▶ [Data records]:

*****

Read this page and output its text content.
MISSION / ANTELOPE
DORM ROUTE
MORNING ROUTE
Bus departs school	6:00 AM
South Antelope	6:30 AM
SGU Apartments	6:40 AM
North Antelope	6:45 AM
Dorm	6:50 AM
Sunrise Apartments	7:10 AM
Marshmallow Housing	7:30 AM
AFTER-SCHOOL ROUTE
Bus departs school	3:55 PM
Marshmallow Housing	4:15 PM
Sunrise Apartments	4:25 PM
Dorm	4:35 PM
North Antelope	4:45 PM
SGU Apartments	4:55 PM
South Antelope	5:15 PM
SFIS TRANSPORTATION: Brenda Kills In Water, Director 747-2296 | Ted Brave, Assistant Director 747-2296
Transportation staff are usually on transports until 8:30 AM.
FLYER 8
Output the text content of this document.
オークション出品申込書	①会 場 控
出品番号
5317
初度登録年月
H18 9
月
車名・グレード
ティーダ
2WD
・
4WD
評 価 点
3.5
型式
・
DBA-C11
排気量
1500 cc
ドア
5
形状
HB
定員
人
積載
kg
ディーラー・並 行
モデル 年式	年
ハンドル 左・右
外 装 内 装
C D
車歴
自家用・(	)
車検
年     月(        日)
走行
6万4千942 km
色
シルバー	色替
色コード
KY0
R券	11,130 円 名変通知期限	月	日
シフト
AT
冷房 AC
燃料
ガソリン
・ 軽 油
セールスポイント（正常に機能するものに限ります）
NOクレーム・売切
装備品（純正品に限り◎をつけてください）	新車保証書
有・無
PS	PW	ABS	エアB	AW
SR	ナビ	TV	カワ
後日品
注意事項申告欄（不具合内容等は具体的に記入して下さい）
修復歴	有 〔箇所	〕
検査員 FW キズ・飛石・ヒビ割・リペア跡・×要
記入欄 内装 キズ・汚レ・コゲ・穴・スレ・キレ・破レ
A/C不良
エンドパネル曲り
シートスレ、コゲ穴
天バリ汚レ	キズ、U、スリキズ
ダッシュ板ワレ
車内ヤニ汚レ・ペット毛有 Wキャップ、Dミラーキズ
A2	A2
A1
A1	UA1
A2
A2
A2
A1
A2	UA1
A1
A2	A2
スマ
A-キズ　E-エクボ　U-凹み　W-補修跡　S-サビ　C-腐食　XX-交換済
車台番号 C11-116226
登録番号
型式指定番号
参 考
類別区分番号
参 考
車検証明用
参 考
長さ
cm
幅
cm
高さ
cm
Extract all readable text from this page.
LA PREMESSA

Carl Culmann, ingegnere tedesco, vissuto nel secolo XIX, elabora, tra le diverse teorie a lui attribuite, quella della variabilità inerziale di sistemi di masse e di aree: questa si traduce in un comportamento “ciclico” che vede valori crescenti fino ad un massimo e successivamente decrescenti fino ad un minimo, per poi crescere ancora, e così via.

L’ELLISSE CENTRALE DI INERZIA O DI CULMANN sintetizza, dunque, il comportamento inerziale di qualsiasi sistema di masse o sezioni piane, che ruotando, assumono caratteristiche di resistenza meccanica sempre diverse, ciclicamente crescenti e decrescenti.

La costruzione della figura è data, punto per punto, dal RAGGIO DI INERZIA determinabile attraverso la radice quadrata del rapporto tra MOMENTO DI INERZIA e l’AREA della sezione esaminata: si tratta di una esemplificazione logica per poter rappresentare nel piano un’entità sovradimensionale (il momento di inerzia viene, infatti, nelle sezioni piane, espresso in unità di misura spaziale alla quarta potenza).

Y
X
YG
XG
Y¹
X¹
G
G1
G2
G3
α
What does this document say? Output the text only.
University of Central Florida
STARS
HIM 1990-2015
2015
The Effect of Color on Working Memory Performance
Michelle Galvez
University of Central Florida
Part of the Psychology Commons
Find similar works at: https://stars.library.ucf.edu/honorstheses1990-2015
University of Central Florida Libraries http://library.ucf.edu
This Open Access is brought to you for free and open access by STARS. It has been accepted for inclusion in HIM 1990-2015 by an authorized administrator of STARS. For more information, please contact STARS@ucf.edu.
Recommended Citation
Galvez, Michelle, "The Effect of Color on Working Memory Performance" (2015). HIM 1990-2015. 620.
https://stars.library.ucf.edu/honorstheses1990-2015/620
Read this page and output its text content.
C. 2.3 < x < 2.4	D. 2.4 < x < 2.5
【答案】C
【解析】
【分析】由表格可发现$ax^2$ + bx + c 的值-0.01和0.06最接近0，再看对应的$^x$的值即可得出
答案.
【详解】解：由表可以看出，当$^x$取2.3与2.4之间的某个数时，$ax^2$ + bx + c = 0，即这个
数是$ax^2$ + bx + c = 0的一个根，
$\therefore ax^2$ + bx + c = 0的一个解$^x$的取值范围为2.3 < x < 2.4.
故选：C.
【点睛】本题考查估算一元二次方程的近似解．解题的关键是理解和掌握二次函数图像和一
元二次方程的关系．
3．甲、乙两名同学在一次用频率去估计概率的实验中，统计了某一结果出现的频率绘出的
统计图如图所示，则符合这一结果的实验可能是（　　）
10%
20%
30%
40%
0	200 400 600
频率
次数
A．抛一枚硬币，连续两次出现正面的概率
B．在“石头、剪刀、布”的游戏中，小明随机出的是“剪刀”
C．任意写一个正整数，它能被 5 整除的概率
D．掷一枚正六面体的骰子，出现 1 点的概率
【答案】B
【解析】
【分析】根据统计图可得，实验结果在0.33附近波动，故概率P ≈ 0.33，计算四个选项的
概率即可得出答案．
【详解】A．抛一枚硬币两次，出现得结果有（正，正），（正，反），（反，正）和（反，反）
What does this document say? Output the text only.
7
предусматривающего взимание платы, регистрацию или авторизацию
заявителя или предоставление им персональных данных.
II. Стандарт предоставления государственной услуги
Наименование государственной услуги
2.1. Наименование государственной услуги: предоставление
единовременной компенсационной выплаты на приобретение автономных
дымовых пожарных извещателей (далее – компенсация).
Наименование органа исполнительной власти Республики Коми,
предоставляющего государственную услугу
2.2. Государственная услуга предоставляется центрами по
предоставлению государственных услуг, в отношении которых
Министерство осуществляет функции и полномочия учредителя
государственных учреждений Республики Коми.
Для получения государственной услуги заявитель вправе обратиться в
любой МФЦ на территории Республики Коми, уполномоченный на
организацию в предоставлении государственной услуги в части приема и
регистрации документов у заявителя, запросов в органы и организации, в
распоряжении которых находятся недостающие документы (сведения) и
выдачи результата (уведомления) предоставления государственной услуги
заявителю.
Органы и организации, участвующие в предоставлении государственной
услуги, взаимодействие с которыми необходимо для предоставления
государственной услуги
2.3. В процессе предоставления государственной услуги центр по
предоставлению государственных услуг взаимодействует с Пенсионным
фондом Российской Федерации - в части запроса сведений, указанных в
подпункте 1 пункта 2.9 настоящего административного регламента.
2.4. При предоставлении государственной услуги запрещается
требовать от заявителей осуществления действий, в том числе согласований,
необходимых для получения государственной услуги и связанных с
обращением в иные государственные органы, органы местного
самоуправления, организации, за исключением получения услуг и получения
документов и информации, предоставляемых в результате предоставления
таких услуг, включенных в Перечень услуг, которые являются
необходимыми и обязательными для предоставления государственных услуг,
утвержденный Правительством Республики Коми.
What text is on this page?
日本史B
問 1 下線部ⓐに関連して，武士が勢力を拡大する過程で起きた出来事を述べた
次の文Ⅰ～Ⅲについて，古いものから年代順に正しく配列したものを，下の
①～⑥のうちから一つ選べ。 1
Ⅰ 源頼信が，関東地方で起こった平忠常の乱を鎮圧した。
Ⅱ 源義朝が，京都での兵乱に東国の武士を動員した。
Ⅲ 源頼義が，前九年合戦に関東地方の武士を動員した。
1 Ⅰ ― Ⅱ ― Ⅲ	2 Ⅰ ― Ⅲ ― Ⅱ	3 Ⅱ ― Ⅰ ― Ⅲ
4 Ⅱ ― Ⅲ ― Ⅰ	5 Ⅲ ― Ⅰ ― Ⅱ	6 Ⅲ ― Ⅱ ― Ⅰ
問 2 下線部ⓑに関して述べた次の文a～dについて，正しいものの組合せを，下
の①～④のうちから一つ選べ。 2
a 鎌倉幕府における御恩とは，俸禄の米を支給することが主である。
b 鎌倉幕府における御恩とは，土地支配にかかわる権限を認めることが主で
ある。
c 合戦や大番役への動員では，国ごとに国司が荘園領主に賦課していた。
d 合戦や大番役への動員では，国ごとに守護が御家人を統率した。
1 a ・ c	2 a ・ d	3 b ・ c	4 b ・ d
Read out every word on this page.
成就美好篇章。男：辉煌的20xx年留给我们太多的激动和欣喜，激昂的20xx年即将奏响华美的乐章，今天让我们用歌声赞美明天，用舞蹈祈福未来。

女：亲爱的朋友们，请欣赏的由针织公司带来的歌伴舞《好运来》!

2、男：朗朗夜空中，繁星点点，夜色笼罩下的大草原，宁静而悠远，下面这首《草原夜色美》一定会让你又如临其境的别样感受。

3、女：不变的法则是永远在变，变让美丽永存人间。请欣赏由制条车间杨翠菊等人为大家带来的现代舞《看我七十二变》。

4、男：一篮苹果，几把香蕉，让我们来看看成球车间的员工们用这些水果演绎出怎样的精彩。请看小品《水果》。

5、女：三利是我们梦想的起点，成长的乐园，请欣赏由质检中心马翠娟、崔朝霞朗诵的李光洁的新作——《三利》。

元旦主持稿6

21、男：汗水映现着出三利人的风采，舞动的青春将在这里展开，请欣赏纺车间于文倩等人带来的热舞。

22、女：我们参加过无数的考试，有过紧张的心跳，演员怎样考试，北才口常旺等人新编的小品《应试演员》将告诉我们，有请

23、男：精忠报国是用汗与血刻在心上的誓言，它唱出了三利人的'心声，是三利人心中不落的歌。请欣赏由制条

*****

▶ [TASK DETAILS]: Return each line where "sezioni" shows up.

▶ [PROBLEM SOLUTION]:
L’ELLISSE CENTRALE DI INERZIA O DI CULMANN sintetizza, dunque, il comportamento inerziale di qualsiasi sistema di masse o sezioni piane, che ruotando, assumono caratteristiche di resistenza meccanica sempre diverse, ciclicamente crescenti e decrescenti.
La costruzione della figura è data, punto per punto, dal RAGGIO DI INERZIA determinabile attraverso la radice quadrata del rapporto tra MOMENTO DI INERZIA e l’AREA della sezione esaminata: si tratta di una esemplificazione logica per poter rappresentare nel piano un’entità sovradimensionale (il momento di inerzia viene, infatti, nelle sezioni piane, espresso in unità di misura spaziale alla quarta potenza).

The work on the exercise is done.